> What is required:
Each entry below is to be duplicated verbatim.

> Data:

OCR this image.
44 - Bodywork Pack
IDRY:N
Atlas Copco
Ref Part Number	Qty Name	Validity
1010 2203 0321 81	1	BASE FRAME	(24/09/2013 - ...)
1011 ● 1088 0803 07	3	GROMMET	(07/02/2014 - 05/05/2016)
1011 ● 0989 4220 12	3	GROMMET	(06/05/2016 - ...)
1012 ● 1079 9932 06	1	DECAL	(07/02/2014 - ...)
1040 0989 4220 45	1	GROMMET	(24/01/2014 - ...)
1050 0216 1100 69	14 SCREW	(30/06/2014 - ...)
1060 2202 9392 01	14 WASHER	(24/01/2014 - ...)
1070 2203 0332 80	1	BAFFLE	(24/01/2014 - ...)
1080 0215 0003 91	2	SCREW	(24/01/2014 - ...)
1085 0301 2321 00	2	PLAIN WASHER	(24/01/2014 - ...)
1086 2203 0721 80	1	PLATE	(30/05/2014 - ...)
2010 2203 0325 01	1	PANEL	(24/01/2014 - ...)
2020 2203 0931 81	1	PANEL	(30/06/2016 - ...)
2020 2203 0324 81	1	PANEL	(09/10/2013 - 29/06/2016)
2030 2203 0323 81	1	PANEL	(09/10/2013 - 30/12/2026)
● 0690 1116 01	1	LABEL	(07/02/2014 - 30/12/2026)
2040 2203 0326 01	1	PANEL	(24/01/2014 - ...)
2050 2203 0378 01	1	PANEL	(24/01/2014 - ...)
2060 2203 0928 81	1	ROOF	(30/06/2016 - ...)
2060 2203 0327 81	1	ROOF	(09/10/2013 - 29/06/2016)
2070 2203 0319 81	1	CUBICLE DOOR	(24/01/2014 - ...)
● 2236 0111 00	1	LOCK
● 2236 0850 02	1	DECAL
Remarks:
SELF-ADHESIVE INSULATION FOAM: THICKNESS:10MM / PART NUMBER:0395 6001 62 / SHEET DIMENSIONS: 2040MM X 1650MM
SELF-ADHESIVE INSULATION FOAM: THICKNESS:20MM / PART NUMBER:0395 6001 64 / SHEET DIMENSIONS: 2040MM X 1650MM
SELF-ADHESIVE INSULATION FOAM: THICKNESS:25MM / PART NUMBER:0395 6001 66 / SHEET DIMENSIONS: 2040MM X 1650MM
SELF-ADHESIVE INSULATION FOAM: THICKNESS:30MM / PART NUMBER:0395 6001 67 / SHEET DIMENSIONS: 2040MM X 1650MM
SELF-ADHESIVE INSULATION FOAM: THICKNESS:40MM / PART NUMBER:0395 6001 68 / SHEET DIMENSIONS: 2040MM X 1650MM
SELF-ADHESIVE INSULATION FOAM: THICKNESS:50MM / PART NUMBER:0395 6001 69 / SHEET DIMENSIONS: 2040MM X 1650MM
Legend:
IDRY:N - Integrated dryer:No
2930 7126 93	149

> Answer to this task:
OCR this image.
44 - Bodywork Pack
IDRY:N
Atlas Copco
Ref Part Number	Qty Name	Validity
1010 2203 0321 81	1	BASE FRAME	(24/09/2013 - ...)
1011 ● 1088 0803 07	3	GROMMET	(07/02/2014 - 05/05/2016)
1011 ● 0989 4220 12	3	GROMMET	(06/05/2016 - ...)
1012 ● 1079 9932 06	1	DECAL	(07/02/2014 - ...)
1040 0989 4220 45	1	GROMMET	(24/01/2014 - ...)
1050 0216 1100 69	14 SCREW	(30/06/2014 - ...)
1060 2202 9392 01	14 WASHER	(24/01/2014 - ...)
1070 2203 0332 80	1	BAFFLE	(24/01/2014 - ...)
1080 0215 0003 91	2	SCREW	(24/01/2014 - ...)
1085 0301 2321 00	2	PLAIN WASHER	(24/01/2014 - ...)
1086 2203 0721 80	1	PLATE	(30/05/2014 - ...)
2010 2203 0325 01	1	PANEL	(24/01/2014 - ...)
2020 2203 0931 81	1	PANEL	(30/06/2016 - ...)
2020 2203 0324 81	1	PANEL	(09/10/2013 - 29/06/2016)
2030 2203 0323 81	1	PANEL	(09/10/2013 - 30/12/2026)
● 0690 1116 01	1	LABEL	(07/02/2014 - 30/12/2026)
2040 2203 0326 01	1	PANEL	(24/01/2014 - ...)
2050 2203 0378 01	1	PANEL	(24/01/2014 - ...)
2060 2203 0928 81	1	ROOF	(30/06/2016 - ...)
2060 2203 0327 81	1	ROOF	(09/10/2013 - 29/06/2016)
2070 2203 0319 81	1	CUBICLE DOOR	(24/01/2014 - ...)
● 2236 0111 00	1	LOCK
● 2236 0850 02	1	DECAL
Remarks:
SELF-ADHESIVE INSULATION FOAM: THICKNESS:10MM / PART NUMBER:0395 6001 62 / SHEET DIMENSIONS: 2040MM X 1650MM
SELF-ADHESIVE INSULATION FOAM: THICKNESS:20MM / PART NUMBER:0395 6001 64 / SHEET DIMENSIONS: 2040MM X 1650MM
SELF-ADHESIVE INSULATION FOAM: THICKNESS:25MM / PART NUMBER:0395 6001 66 / SHEET DIMENSIONS: 2040MM X 1650MM
SELF-ADHESIVE INSULATION FOAM: THICKNESS:30MM / PART NUMBER:0395 6001 67 / SHEET DIMENSIONS: 2040MM X 1650MM
SELF-ADHESIVE INSULATION FOAM: THICKNESS:40MM / PART NUMBER:0395 6001 68 / SHEET DIMENSIONS: 2040MM X 1650MM
SELF-ADHESIVE INSULATION FOAM: THICKNESS:50MM / PART NUMBER:0395 6001 69 / SHEET DIMENSIONS: 2040MM X 1650MM
Legend:
IDRY:N - Integrated dryer:No
2930 7126 93	149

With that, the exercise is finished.